■ **Directions**: The records below must be output exactly, without pictures.

■ **Extracted information**:

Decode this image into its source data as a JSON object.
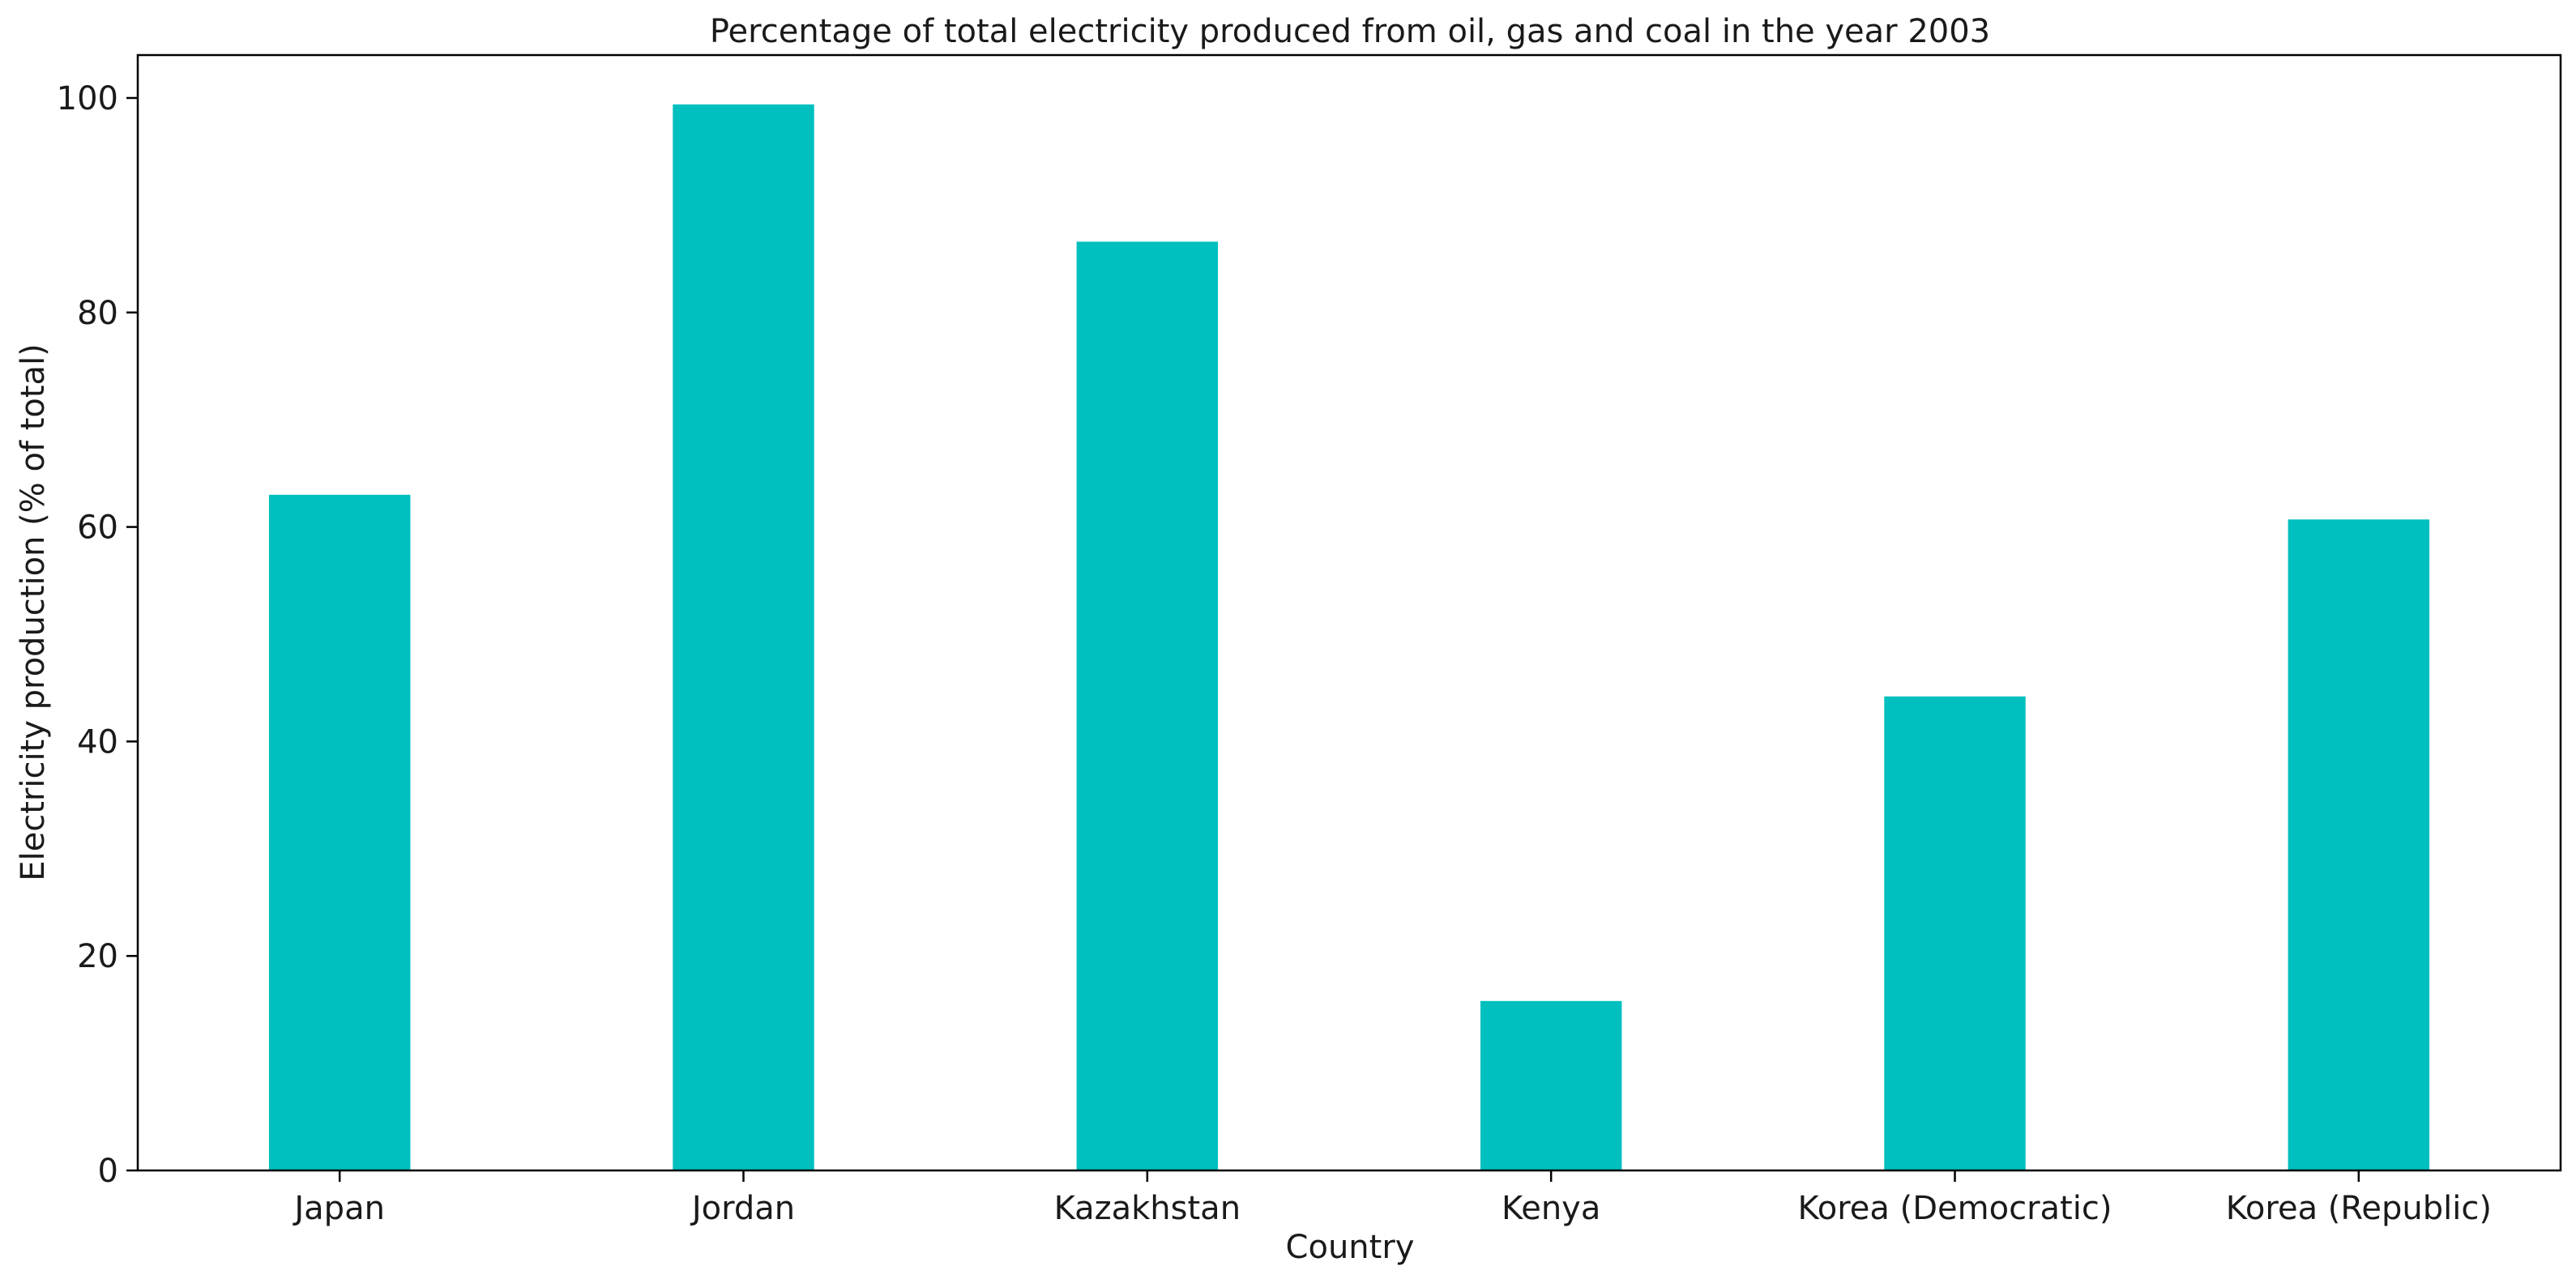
{
  "chart_data": {
    "type": "bar",
    "title": "Percentage of total electricity produced from oil, gas and coal in the year 2003",
    "xlabel": "Country",
    "ylabel": "Electricity production (% of total)",
    "categories": [
      "Japan",
      "Jordan",
      "Kazakhstan",
      "Kenya",
      "Korea (Democratic)",
      "Korea (Republic)"
    ],
    "values": [
      63.0,
      99.4,
      86.6,
      15.8,
      44.2,
      60.7
    ],
    "ylim": [
      0,
      104
    ],
    "yticks": [
      0,
      20,
      40,
      60,
      80,
      100
    ],
    "grid": false,
    "legend": "none",
    "bar_color": "#00BFBF"
  }
}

■ **Final result**:
Decode this image into its source data as a JSON object.
{
  "chart_data": {
    "type": "bar",
    "title": "Percentage of total electricity produced from oil, gas and coal in the year 2003",
    "xlabel": "Country",
    "ylabel": "Electricity production (% of total)",
    "categories": [
      "Japan",
      "Jordan",
      "Kazakhstan",
      "Kenya",
      "Korea (Democratic)",
      "Korea (Republic)"
    ],
    "values": [
      63.0,
      99.4,
      86.6,
      15.8,
      44.2,
      60.7
    ],
    "ylim": [
      0,
      104
    ],
    "yticks": [
      0,
      20,
      40,
      60,
      80,
      100
    ],
    "grid": false,
    "legend": "none",
    "bar_color": "#00BFBF"
  }
}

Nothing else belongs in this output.